● TASK INSTRUCTIONS
Locate the string "this" throughout the material and copy every line in which it occurs.

● DATASET ENTRIES
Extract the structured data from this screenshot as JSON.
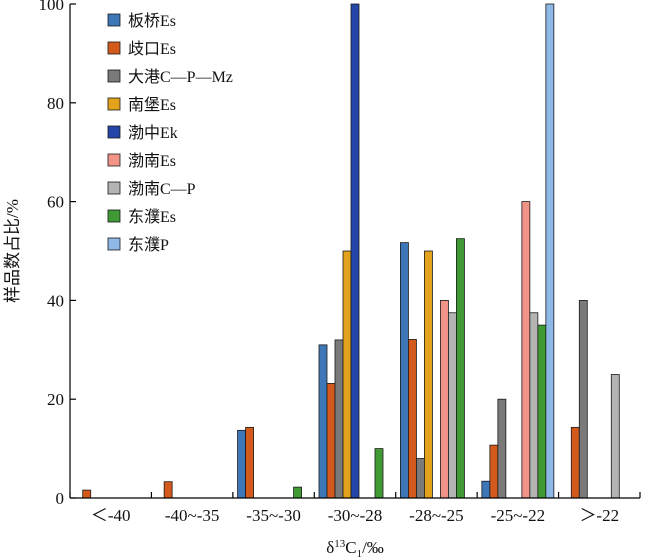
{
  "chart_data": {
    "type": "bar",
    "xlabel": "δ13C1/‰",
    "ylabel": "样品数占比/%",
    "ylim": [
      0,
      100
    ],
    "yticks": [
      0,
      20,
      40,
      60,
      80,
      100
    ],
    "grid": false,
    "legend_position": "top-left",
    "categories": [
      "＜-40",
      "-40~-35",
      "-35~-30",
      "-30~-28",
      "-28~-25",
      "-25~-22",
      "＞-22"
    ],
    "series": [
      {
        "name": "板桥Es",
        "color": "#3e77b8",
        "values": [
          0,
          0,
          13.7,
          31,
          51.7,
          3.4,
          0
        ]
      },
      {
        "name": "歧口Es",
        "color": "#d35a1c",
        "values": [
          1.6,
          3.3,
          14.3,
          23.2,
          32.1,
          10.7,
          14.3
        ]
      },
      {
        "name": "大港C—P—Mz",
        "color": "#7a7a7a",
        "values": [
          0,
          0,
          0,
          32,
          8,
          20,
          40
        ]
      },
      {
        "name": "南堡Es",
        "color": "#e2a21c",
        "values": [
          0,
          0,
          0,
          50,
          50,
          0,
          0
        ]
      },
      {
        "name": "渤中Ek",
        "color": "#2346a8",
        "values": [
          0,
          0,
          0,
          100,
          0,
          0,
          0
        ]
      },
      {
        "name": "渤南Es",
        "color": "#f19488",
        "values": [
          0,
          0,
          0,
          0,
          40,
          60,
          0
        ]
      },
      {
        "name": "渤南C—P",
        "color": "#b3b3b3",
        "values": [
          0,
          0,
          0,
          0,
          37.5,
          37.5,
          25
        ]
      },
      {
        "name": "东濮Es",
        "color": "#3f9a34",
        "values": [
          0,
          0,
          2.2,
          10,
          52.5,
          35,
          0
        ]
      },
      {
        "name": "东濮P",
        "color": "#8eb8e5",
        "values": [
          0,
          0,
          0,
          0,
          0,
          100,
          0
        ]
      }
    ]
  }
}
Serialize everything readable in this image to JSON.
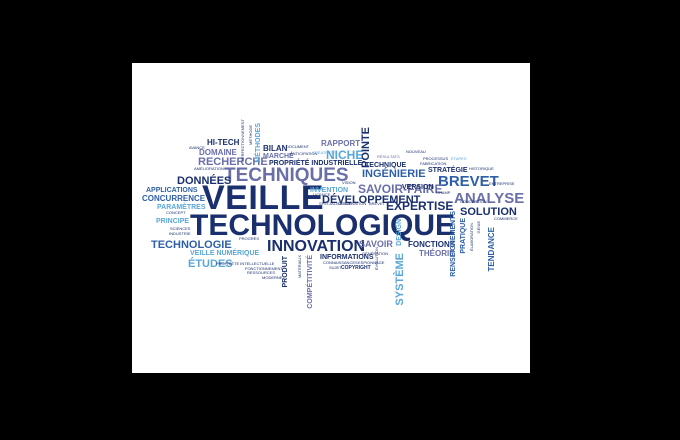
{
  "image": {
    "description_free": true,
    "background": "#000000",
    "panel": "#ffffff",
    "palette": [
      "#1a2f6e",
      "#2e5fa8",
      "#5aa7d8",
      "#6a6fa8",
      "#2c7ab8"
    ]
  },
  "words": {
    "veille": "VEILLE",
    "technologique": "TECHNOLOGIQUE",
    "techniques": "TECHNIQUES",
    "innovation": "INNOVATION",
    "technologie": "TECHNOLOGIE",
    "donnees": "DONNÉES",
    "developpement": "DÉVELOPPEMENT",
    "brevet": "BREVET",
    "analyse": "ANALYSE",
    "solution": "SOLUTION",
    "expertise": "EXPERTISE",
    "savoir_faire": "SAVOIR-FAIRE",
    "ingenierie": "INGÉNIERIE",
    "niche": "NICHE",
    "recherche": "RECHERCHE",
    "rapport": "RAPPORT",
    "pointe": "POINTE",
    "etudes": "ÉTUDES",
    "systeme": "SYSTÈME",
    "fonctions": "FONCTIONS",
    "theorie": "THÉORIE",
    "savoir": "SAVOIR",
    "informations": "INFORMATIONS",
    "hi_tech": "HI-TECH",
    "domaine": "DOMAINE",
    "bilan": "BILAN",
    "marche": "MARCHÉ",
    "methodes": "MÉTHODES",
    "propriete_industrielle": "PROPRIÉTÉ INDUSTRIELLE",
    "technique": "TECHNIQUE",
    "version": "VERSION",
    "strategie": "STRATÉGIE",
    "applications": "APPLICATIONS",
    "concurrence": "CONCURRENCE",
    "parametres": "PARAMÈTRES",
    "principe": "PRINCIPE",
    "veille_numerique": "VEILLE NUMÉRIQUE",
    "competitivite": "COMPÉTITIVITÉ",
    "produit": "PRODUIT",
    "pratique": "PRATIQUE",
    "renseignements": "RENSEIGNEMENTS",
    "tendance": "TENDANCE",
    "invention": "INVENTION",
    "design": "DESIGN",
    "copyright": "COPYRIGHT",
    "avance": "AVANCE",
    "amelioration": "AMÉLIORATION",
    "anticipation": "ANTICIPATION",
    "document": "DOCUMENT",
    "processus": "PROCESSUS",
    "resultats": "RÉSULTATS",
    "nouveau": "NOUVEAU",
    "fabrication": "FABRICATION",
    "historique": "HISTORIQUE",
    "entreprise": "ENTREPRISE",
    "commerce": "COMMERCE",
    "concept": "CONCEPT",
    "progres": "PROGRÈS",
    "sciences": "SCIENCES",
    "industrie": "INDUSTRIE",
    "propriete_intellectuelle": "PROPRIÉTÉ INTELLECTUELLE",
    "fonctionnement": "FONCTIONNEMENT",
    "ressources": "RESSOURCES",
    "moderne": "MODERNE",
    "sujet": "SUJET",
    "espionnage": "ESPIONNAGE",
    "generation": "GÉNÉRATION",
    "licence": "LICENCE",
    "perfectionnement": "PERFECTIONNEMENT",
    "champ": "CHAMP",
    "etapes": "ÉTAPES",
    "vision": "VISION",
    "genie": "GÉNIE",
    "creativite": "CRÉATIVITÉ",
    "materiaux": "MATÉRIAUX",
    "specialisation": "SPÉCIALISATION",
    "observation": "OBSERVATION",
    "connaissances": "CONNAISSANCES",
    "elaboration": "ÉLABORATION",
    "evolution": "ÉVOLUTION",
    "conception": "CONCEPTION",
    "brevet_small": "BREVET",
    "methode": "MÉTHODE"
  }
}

● THE RESULT
Extract the structured data from this screenshot as JSON.
Serialize everything readable in this image to JSON.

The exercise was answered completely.